---------- Extrait du texte ----------

Savin ayant fait promptement sa soumission, il sembla lui pardonner ainsi qu'à Le Moëlle ; mais apprenant que de Launay était arrivé au château de la Bouchère, il y envoya Prudent de la Robrie avec des cavaliers pour l'arrêter. De Launay était sur ses gardes et s'enfuit au camp de Stofflet en Anjou, "avec ses meilleurs chevaux et ses trésors", dit La Fontenelle de Vaudoré.


Bien qu'il eût à se plaindre de lui qui avait rédigé l'arrêté de Beaurepaire, Stofflet le reçut dans son armée et subit bientôt l'influence de cet homme intelligent et rusé.


De Launay se mêla activement aux négociations engagées entre l'armée d'Anjou et les Représentants du peuple pour conclure enfin la paix, et le 2 mai 1795, près de Saint-Florent, il signa, avec Stofflet, Poirier de Beauvais, Monnier et une foule d'autres chefs secondaires, la déclaration de soumission "aux lois de la République".


Mais bientôt le marquis de Rivière, aide-de-camp du comte d'Artois, réussit à réconcilier Stofflet avec Charette.
Le 8 ou le 9 mai, au château de Beaurepaire, chez Sapinaud, ils eurent une entrevue où les trois généraux se partagèrent le commandement des armées royalistes.


Charette, tenace dans ses vengeances, demanda qu'on lui livrât de Launay. On accusa celui-ci d'avoir voulu empoisonner Stofflet "en lui versant de la liqueur avec une bouteille à double fond". Une lettre circulaire signée des trois chefs fut envoyée aux trois armées ordonnant de l'arrêter.


Il fut livré à Sapinaud, dit Chassin (Pacification de l'Ouest, tome Ier, page 356) comme "scélérat et voleur", mais il s'échappa.

---------- Données fournies ----------

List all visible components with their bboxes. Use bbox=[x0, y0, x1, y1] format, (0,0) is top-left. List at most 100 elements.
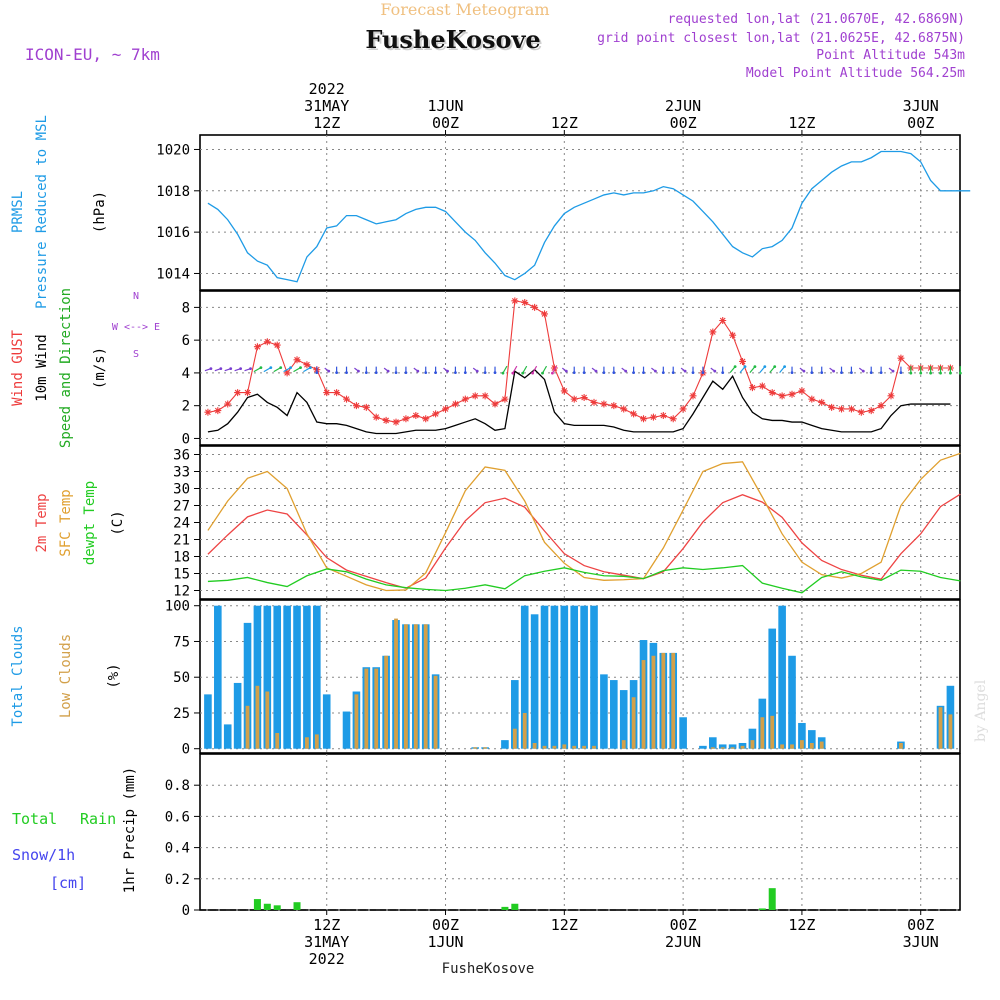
low-clouds-bar bbox=[641, 660, 646, 749]
wind-gust-marker bbox=[847, 405, 855, 413]
wind-gust-marker bbox=[451, 400, 459, 408]
total-clouds-bar bbox=[778, 605, 786, 749]
total-clouds-bar bbox=[233, 682, 242, 749]
y-tick-label: 0 bbox=[182, 431, 190, 447]
wind-direction-arrowhead bbox=[612, 371, 616, 375]
wind-direction-arrowhead bbox=[721, 371, 725, 375]
wind-gust-marker bbox=[253, 343, 261, 351]
wind-gust-marker bbox=[748, 384, 756, 392]
total-clouds-bar bbox=[530, 614, 539, 749]
wind-direction-arrowhead bbox=[404, 371, 408, 375]
temp-sfc-line bbox=[207, 452, 961, 592]
low-clouds-bar bbox=[522, 712, 527, 749]
wind-direction-arrowhead bbox=[463, 371, 467, 375]
bottom-axis-label: 00Z bbox=[432, 916, 459, 934]
wind-gust-marker bbox=[570, 395, 578, 403]
wind-gust-marker bbox=[244, 389, 252, 397]
low-clouds-bar bbox=[671, 652, 676, 749]
y-tick-label: 1018 bbox=[156, 184, 190, 200]
wind-direction-arrowhead bbox=[602, 371, 606, 375]
top-axis-label: 12Z bbox=[313, 114, 340, 132]
rain-bar bbox=[263, 903, 271, 910]
wind-direction-arrowhead bbox=[773, 365, 777, 369]
closest-coords: grid point closest lon,lat (21.0625E, 42… bbox=[597, 31, 965, 46]
top-axis-label: 12Z bbox=[788, 114, 815, 132]
low-clouds-bar bbox=[899, 742, 903, 749]
low-clouds-bar bbox=[819, 741, 824, 749]
total-clouds-bar bbox=[283, 605, 291, 749]
wind-direction-label: Speed and Direction bbox=[58, 288, 74, 448]
bottom-axis-label: 1JUN bbox=[427, 933, 463, 951]
total-clouds-bar bbox=[709, 737, 717, 749]
y-tick-label: 0.4 bbox=[165, 841, 190, 857]
wind-gust-marker bbox=[343, 395, 351, 403]
wind-gust-marker bbox=[234, 389, 242, 397]
wind-gust-marker bbox=[867, 407, 875, 415]
wind-direction-arrowhead bbox=[909, 371, 913, 375]
total-clouds-bar bbox=[263, 605, 272, 749]
total-clouds-bar bbox=[550, 605, 559, 749]
wind-direction-arrowhead bbox=[386, 369, 390, 373]
panel-frame-precipitation bbox=[199, 753, 961, 911]
wind-gust-marker bbox=[263, 338, 271, 346]
wind-gust-line bbox=[207, 300, 951, 423]
wind-gust-marker bbox=[788, 390, 796, 398]
total-clouds-bar bbox=[540, 605, 549, 749]
wind-direction-arrowhead bbox=[493, 371, 497, 375]
low-clouds-bar bbox=[800, 740, 804, 749]
wind-gust-marker bbox=[818, 398, 826, 406]
top-axis-label: 00Z bbox=[432, 114, 459, 132]
low-clouds-bar bbox=[265, 691, 270, 749]
y-tick-label: 18 bbox=[173, 550, 190, 566]
model-name: ICON-EU, ~ 7km bbox=[25, 45, 160, 64]
rain-bar bbox=[501, 906, 509, 910]
low-clouds-bar bbox=[720, 747, 725, 749]
total-clouds-bar bbox=[718, 744, 727, 749]
wind-direction-arrowhead bbox=[374, 371, 378, 375]
wind-gust-marker bbox=[590, 398, 598, 406]
low-clouds-bar bbox=[305, 737, 309, 749]
wind-direction-arrowhead bbox=[357, 369, 360, 373]
low-clouds-bar bbox=[364, 668, 369, 749]
panel-frame-clouds bbox=[199, 599, 961, 754]
wind-gust-marker bbox=[521, 298, 529, 306]
low-clouds-bar bbox=[592, 745, 596, 749]
y-tick-label: 0.8 bbox=[165, 778, 190, 794]
wind-direction-arrowhead bbox=[642, 371, 645, 375]
y-tick-label: 21 bbox=[173, 533, 190, 549]
snow-unit: [cm] bbox=[50, 874, 86, 892]
top-axis-label: 31MAY bbox=[304, 97, 349, 115]
wind-direction-arrowhead bbox=[861, 369, 865, 373]
low-clouds-bar bbox=[255, 685, 260, 749]
wind-gust-marker bbox=[560, 387, 568, 395]
wind-direction-arrowhead bbox=[564, 369, 568, 373]
rain-label-a: Total bbox=[12, 810, 57, 828]
total-clouds-bar bbox=[808, 730, 816, 749]
y-tick-label: 1020 bbox=[156, 142, 190, 158]
wind-gust-marker bbox=[531, 303, 539, 311]
wind-gust-marker bbox=[679, 405, 687, 413]
wind-gust-marker bbox=[293, 356, 301, 364]
total-clouds-bar bbox=[600, 674, 608, 749]
rain-bar bbox=[768, 888, 776, 910]
wind-gust-marker bbox=[659, 412, 667, 420]
wind-direction-arrowhead bbox=[345, 371, 348, 375]
compass-ew: W <--> E bbox=[112, 322, 160, 333]
footer-title: FusheKosove bbox=[442, 961, 535, 977]
wind-direction-arrowhead bbox=[783, 365, 787, 369]
wind-direction-arrowhead bbox=[582, 371, 586, 375]
wind-direction-arrowhead bbox=[279, 366, 283, 370]
wind-gust-marker bbox=[550, 364, 558, 372]
wind-gust-marker bbox=[392, 418, 400, 426]
low-clouds-bar bbox=[532, 742, 537, 749]
wind-direction-arrowhead bbox=[832, 369, 836, 373]
wind-gust-marker bbox=[758, 382, 766, 390]
requested-coords: requested lon,lat (21.0670E, 42.6869N) bbox=[668, 12, 965, 27]
y-tick-label: 1016 bbox=[156, 225, 190, 241]
wind-gust-marker bbox=[352, 402, 360, 410]
low-clouds-bar bbox=[621, 740, 626, 749]
wind-gust-marker bbox=[412, 412, 420, 420]
wind-gust-marker bbox=[828, 403, 836, 411]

----------

Exercices à réaliser:
• a. Extrayez de l'extrait sur de Launay tout le passage allant de « Savin ayant fait » jusqu'à « Fontenelle de Vaudoré. ».
• b. Recopiez à l'identique, s'il vous plaît, les lignes des enregistrements depuis celle qui contient « low-clouds-bar bbox=[641, 660, 646, 749] » jusqu'à celle qui contient « wind-gust-line bbox=[207, 300, 951, 423] », ces deux lignes comprises, et rien d'autre.
Les enregistrements n'ont aucun lien avec l'extrait.

Réponses rédigées:
• a.
Savin ayant fait promptement sa soumission, il sembla lui pardonner ainsi qu'à Le Moëlle ; mais apprenant que de Launay était arrivé au château de la Bouchère, il y envoya Prudent de la Robrie avec des cavaliers pour l'arrêter. De Launay était sur ses gardes et s'enfuit au camp de Stofflet en Anjou, "avec ses meilleurs chevaux et ses trésors", dit La Fontenelle de Vaudoré.

• b.
low-clouds-bar bbox=[641, 660, 646, 749]
wind-gust-marker bbox=[847, 405, 855, 413]
wind-gust-marker bbox=[451, 400, 459, 408]
total-clouds-bar bbox=[778, 605, 786, 749]
total-clouds-bar bbox=[233, 682, 242, 749]
y-tick-label: 0 bbox=[182, 431, 190, 447]
wind-direction-arrowhead bbox=[612, 371, 616, 375]
wind-direction-arrowhead bbox=[721, 371, 725, 375]
wind-gust-marker bbox=[253, 343, 261, 351]
wind-gust-marker bbox=[748, 384, 756, 392]
total-clouds-bar bbox=[530, 614, 539, 749]
wind-direction-arrowhead bbox=[404, 371, 408, 375]
temp-sfc-line bbox=[207, 452, 961, 592]
low-clouds-bar bbox=[522, 712, 527, 749]
wind-direction-arrowhead bbox=[463, 371, 467, 375]
bottom-axis-label: 00Z bbox=[432, 916, 459, 934]
wind-gust-marker bbox=[570, 395, 578, 403]
wind-gust-marker bbox=[244, 389, 252, 397]
low-clouds-bar bbox=[671, 652, 676, 749]
y-tick-label: 1018 bbox=[156, 184, 190, 200]
wind-direction-arrowhead bbox=[602, 371, 606, 375]
top-axis-label: 12Z bbox=[313, 114, 340, 132]
rain-bar bbox=[263, 903, 271, 910]
wind-direction-arrowhead bbox=[773, 365, 777, 369]
closest-coords: grid point closest lon,lat (21.0625E, 42… bbox=[597, 31, 965, 46]
top-axis-label: 12Z bbox=[788, 114, 815, 132]
low-clouds-bar bbox=[899, 742, 903, 749]
low-clouds-bar bbox=[819, 741, 824, 749]
total-clouds-bar bbox=[283, 605, 291, 749]
wind-direction-label: Speed and Direction bbox=[58, 288, 74, 448]
bottom-axis-label: 1JUN bbox=[427, 933, 463, 951]
total-clouds-bar bbox=[709, 737, 717, 749]
y-tick-label: 0.4 bbox=[165, 841, 190, 857]
wind-gust-marker bbox=[343, 395, 351, 403]
wind-gust-marker bbox=[234, 389, 242, 397]
wind-gust-marker bbox=[867, 407, 875, 415]
wind-direction-arrowhead bbox=[909, 371, 913, 375]
total-clouds-bar bbox=[263, 605, 272, 749]
total-clouds-bar bbox=[550, 605, 559, 749]
wind-direction-arrowhead bbox=[386, 369, 390, 373]
panel-frame-precipitation bbox=[199, 753, 961, 911]
wind-gust-marker bbox=[263, 338, 271, 346]
wind-gust-line bbox=[207, 300, 951, 423]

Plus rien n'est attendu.